Records contained in a dataset
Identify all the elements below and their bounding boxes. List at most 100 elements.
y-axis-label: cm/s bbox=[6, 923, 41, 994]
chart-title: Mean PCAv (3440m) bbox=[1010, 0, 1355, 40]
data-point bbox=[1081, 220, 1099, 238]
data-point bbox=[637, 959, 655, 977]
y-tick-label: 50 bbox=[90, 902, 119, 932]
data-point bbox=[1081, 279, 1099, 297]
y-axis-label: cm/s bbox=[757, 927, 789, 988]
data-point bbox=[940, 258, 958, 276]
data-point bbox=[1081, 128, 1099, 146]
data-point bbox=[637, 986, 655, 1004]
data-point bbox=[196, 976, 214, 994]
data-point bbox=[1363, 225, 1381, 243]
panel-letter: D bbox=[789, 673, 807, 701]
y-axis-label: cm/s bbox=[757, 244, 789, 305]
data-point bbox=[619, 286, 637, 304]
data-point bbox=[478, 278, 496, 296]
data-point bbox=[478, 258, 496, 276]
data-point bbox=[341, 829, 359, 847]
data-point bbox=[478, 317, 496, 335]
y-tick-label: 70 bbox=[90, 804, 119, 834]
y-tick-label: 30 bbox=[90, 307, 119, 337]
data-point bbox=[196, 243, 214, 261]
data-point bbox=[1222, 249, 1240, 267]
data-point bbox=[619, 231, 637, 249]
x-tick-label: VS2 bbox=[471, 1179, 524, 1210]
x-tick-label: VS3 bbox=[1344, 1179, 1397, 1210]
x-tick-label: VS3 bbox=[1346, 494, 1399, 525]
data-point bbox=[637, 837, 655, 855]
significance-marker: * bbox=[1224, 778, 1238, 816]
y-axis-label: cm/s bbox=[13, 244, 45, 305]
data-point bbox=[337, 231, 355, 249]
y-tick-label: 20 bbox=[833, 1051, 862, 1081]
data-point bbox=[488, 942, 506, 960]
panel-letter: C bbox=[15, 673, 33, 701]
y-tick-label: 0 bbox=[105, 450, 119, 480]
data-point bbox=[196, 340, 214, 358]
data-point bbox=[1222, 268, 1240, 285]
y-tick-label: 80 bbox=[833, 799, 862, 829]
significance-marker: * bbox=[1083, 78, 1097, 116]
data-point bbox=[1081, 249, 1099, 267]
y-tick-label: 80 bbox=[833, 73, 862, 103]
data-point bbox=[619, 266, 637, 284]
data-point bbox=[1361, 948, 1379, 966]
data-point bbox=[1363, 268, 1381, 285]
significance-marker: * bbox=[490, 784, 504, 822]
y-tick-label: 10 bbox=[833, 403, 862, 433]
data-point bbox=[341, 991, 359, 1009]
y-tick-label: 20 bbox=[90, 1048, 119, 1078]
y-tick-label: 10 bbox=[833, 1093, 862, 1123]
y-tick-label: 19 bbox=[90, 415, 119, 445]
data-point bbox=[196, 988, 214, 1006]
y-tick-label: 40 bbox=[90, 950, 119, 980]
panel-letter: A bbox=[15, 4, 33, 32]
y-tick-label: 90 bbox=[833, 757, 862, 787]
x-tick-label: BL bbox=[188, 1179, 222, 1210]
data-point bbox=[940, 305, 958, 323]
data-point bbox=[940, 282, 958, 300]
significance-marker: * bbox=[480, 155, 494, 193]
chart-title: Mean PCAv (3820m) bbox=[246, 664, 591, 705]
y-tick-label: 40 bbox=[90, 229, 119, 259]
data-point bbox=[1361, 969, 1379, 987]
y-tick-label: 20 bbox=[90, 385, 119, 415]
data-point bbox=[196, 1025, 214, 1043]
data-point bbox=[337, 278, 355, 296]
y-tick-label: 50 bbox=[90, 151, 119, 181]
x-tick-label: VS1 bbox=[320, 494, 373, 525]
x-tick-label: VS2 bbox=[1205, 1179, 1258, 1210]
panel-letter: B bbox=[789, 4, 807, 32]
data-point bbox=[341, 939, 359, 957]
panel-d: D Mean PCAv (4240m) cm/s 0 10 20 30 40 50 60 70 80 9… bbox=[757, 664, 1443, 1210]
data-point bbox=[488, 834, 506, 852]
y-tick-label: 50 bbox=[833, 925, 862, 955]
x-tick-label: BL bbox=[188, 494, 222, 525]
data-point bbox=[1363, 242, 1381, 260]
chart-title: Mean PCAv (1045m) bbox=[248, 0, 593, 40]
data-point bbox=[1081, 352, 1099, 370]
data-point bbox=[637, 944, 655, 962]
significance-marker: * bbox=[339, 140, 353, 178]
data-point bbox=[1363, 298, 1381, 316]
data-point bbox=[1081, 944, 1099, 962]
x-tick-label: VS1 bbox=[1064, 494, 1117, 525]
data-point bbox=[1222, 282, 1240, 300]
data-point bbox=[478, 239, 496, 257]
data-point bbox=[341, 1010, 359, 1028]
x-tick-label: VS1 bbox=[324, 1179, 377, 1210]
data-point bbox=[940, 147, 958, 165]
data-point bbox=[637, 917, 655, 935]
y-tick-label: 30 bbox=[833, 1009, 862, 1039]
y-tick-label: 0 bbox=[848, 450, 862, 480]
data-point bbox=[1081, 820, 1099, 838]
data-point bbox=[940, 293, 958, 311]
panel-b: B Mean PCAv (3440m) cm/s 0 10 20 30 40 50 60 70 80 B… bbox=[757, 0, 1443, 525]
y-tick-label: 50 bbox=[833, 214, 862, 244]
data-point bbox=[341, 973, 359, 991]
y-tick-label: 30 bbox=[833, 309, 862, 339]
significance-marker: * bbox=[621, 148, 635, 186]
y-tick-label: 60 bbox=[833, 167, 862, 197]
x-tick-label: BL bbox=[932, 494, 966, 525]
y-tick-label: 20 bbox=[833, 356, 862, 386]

What this task involves — Rewrite every one of the rows above with each occurrence of "significance-marker" changed to "sig-marker", leaving everything else the same.

Answer to the task —
Identify all the elements below and their bounding boxes. List at most 100 elements.
y-axis-label: cm/s bbox=[6, 923, 41, 994]
chart-title: Mean PCAv (3440m) bbox=[1010, 0, 1355, 40]
data-point bbox=[1081, 220, 1099, 238]
data-point bbox=[637, 959, 655, 977]
y-tick-label: 50 bbox=[90, 902, 119, 932]
data-point bbox=[1081, 279, 1099, 297]
y-axis-label: cm/s bbox=[757, 927, 789, 988]
data-point bbox=[940, 258, 958, 276]
data-point bbox=[1081, 128, 1099, 146]
data-point bbox=[637, 986, 655, 1004]
data-point bbox=[196, 976, 214, 994]
data-point bbox=[1363, 225, 1381, 243]
panel-letter: D bbox=[789, 673, 807, 701]
y-axis-label: cm/s bbox=[757, 244, 789, 305]
data-point bbox=[619, 286, 637, 304]
data-point bbox=[478, 278, 496, 296]
data-point bbox=[478, 258, 496, 276]
data-point bbox=[341, 829, 359, 847]
data-point bbox=[478, 317, 496, 335]
y-tick-label: 70 bbox=[90, 804, 119, 834]
y-tick-label: 30 bbox=[90, 307, 119, 337]
data-point bbox=[196, 243, 214, 261]
data-point bbox=[1222, 249, 1240, 267]
data-point bbox=[619, 231, 637, 249]
x-tick-label: VS2 bbox=[471, 1179, 524, 1210]
x-tick-label: VS3 bbox=[1344, 1179, 1397, 1210]
x-tick-label: VS3 bbox=[1346, 494, 1399, 525]
data-point bbox=[637, 837, 655, 855]
sig-marker: * bbox=[1224, 778, 1238, 816]
y-axis-label: cm/s bbox=[13, 244, 45, 305]
data-point bbox=[337, 231, 355, 249]
y-tick-label: 20 bbox=[833, 1051, 862, 1081]
data-point bbox=[488, 942, 506, 960]
panel-letter: C bbox=[15, 673, 33, 701]
y-tick-label: 0 bbox=[105, 450, 119, 480]
data-point bbox=[196, 340, 214, 358]
data-point bbox=[1222, 268, 1240, 285]
y-tick-label: 80 bbox=[833, 799, 862, 829]
sig-marker: * bbox=[1083, 78, 1097, 116]
data-point bbox=[1081, 249, 1099, 267]
y-tick-label: 80 bbox=[833, 73, 862, 103]
data-point bbox=[619, 266, 637, 284]
data-point bbox=[1361, 948, 1379, 966]
data-point bbox=[1363, 268, 1381, 285]
sig-marker: * bbox=[490, 784, 504, 822]
y-tick-label: 10 bbox=[833, 403, 862, 433]
data-point bbox=[341, 991, 359, 1009]
y-tick-label: 20 bbox=[90, 1048, 119, 1078]
y-tick-label: 10 bbox=[833, 1093, 862, 1123]
y-tick-label: 19 bbox=[90, 415, 119, 445]
data-point bbox=[196, 988, 214, 1006]
y-tick-label: 40 bbox=[90, 950, 119, 980]
panel-letter: A bbox=[15, 4, 33, 32]
y-tick-label: 90 bbox=[833, 757, 862, 787]
x-tick-label: BL bbox=[188, 1179, 222, 1210]
data-point bbox=[940, 305, 958, 323]
data-point bbox=[940, 282, 958, 300]
sig-marker: * bbox=[480, 155, 494, 193]
chart-title: Mean PCAv (3820m) bbox=[246, 664, 591, 705]
y-tick-label: 40 bbox=[90, 229, 119, 259]
data-point bbox=[1361, 969, 1379, 987]
y-tick-label: 20 bbox=[90, 385, 119, 415]
data-point bbox=[196, 1025, 214, 1043]
data-point bbox=[337, 278, 355, 296]
y-tick-label: 50 bbox=[90, 151, 119, 181]
x-tick-label: VS1 bbox=[320, 494, 373, 525]
x-tick-label: VS2 bbox=[1205, 1179, 1258, 1210]
panel-letter: B bbox=[789, 4, 807, 32]
data-point bbox=[341, 939, 359, 957]
panel-d: D Mean PCAv (4240m) cm/s 0 10 20 30 40 50 60 70 80 9… bbox=[757, 664, 1443, 1210]
data-point bbox=[488, 834, 506, 852]
y-tick-label: 50 bbox=[833, 925, 862, 955]
x-tick-label: BL bbox=[188, 494, 222, 525]
data-point bbox=[1363, 242, 1381, 260]
chart-title: Mean PCAv (1045m) bbox=[248, 0, 593, 40]
data-point bbox=[1081, 352, 1099, 370]
data-point bbox=[637, 944, 655, 962]
sig-marker: * bbox=[339, 140, 353, 178]
data-point bbox=[1363, 298, 1381, 316]
data-point bbox=[1081, 944, 1099, 962]
x-tick-label: VS1 bbox=[1064, 494, 1117, 525]
data-point bbox=[1222, 282, 1240, 300]
data-point bbox=[478, 239, 496, 257]
data-point bbox=[341, 1010, 359, 1028]
x-tick-label: VS1 bbox=[324, 1179, 377, 1210]
data-point bbox=[940, 147, 958, 165]
data-point bbox=[637, 917, 655, 935]
y-tick-label: 30 bbox=[833, 1009, 862, 1039]
y-tick-label: 0 bbox=[848, 450, 862, 480]
data-point bbox=[1081, 820, 1099, 838]
data-point bbox=[940, 293, 958, 311]
panel-b: B Mean PCAv (3440m) cm/s 0 10 20 30 40 50 60 70 80 B… bbox=[757, 0, 1443, 525]
y-tick-label: 50 bbox=[833, 214, 862, 244]
data-point bbox=[341, 973, 359, 991]
y-tick-label: 30 bbox=[833, 309, 862, 339]
sig-marker: * bbox=[621, 148, 635, 186]
y-tick-label: 60 bbox=[833, 167, 862, 197]
x-tick-label: BL bbox=[932, 494, 966, 525]
y-tick-label: 20 bbox=[833, 356, 862, 386]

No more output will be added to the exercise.